GOAL OF THE EXERCISE.
Within the records that follow, find every line containing the string "маслъ". Copy those lines.

EXCERPTED DATA.
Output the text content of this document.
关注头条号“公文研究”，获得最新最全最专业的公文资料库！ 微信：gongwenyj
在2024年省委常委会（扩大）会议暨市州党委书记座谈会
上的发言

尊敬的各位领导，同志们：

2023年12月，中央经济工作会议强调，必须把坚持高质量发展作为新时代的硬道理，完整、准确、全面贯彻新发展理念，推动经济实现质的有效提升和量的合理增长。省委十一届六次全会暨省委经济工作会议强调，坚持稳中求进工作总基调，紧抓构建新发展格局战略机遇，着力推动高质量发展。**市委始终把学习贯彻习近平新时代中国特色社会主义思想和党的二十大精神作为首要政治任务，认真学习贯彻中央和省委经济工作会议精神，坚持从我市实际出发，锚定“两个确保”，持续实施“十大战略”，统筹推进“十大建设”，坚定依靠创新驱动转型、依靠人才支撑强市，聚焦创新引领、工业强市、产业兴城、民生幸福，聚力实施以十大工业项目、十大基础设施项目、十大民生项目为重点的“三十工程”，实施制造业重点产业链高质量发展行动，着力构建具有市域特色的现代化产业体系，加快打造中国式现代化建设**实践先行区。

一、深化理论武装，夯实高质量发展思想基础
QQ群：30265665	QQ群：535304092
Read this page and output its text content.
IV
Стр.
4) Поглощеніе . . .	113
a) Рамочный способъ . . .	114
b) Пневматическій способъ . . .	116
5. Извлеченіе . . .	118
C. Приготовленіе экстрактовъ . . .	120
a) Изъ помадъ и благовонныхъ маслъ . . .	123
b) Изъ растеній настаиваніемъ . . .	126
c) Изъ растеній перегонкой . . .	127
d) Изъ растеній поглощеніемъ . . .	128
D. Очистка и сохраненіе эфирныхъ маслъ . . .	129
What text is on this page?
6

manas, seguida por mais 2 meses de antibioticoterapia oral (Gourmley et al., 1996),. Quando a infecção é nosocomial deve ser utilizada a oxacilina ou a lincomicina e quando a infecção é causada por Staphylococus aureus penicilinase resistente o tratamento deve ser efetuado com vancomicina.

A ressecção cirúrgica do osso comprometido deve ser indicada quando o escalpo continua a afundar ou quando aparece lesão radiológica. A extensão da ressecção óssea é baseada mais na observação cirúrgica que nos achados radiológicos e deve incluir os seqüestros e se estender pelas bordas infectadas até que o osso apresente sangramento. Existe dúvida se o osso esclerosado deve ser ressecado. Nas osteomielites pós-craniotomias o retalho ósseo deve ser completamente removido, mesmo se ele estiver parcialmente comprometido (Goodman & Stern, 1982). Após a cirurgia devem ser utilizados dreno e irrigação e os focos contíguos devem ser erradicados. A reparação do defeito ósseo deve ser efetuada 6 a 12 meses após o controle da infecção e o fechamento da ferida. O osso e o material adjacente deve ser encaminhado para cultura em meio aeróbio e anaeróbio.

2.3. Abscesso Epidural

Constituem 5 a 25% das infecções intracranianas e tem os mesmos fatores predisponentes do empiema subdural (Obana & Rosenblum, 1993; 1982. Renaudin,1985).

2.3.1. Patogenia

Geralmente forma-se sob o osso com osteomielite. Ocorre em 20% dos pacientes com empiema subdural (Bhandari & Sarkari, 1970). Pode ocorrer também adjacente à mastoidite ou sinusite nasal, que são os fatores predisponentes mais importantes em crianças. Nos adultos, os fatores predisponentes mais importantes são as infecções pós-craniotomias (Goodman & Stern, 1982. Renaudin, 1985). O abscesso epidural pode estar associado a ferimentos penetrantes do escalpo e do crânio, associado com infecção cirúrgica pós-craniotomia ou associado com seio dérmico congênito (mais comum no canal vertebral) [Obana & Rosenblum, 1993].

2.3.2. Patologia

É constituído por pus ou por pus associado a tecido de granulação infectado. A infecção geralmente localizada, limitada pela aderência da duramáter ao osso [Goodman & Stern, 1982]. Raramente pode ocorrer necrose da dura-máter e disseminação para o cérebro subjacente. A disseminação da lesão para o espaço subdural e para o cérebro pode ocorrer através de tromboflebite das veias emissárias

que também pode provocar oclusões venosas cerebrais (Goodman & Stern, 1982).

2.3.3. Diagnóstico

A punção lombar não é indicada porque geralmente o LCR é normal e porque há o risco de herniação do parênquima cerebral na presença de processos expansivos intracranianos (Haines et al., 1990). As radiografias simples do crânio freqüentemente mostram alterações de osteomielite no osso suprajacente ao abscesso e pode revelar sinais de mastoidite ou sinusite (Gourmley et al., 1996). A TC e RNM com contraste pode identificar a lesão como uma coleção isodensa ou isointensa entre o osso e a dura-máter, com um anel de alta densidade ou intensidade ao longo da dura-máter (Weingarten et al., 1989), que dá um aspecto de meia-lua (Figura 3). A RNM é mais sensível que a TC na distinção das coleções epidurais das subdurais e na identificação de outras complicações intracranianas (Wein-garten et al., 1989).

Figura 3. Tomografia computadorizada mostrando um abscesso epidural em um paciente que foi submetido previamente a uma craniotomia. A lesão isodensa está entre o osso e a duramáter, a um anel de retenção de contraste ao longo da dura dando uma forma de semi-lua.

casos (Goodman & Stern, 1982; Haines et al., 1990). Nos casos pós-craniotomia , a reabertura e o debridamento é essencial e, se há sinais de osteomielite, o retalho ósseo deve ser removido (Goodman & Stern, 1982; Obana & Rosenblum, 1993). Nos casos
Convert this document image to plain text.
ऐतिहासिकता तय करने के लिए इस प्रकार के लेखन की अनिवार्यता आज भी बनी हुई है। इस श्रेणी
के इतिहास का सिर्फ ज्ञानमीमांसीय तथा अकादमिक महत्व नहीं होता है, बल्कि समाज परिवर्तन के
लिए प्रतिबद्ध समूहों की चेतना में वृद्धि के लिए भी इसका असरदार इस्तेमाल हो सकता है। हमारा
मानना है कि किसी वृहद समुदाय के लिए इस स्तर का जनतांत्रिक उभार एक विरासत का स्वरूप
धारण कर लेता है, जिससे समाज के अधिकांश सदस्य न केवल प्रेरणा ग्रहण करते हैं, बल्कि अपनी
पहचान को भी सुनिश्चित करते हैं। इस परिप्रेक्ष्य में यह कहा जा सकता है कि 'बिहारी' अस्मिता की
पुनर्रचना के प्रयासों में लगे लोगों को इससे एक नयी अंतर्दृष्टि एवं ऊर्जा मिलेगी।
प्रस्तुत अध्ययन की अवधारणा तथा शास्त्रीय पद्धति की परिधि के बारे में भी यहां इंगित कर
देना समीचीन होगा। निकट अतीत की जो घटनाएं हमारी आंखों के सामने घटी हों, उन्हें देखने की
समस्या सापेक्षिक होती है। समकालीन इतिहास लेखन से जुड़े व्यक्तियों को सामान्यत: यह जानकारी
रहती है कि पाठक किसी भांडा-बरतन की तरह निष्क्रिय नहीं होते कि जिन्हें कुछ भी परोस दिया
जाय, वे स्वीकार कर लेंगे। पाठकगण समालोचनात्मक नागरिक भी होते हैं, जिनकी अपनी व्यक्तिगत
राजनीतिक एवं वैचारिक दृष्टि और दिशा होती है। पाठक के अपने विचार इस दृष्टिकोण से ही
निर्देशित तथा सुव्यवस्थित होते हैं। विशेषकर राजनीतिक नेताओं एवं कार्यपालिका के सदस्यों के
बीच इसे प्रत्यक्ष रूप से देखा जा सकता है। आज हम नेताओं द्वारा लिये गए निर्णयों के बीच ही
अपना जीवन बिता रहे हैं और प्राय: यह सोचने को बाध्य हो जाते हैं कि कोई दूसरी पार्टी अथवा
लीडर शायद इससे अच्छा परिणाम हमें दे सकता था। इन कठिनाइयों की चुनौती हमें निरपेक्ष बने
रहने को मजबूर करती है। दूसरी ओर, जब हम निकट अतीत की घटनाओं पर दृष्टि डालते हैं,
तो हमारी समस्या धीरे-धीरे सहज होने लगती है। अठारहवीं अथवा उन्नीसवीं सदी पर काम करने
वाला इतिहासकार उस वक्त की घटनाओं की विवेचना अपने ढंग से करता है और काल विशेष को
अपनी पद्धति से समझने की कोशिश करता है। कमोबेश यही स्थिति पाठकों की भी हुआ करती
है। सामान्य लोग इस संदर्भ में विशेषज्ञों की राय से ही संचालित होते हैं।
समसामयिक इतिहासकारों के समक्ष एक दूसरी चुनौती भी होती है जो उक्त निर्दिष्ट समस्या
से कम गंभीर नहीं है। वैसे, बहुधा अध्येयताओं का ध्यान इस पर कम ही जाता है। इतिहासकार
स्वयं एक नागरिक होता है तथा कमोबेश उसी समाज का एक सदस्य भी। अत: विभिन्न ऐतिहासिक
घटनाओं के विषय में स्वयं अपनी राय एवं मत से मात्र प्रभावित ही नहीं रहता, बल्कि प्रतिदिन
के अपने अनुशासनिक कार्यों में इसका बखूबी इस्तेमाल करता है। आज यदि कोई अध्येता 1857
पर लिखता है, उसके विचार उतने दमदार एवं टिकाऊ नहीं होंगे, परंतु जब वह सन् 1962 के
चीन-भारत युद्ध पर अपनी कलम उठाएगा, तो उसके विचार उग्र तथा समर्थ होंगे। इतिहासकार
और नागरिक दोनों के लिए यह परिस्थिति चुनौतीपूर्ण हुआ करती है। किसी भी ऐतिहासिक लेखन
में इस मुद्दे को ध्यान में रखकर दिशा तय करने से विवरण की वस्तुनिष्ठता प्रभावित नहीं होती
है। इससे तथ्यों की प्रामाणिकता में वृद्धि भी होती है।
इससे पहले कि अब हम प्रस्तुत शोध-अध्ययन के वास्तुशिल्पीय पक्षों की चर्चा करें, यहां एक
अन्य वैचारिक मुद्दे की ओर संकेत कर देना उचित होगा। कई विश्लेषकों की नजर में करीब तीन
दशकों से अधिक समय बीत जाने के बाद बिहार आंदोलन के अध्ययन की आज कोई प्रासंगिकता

FULL ANSWER.
a) Изъ помадъ и благовонныхъ маслъ . . .	123
D. Очистка и сохраненіе эфирныхъ маслъ . . .	129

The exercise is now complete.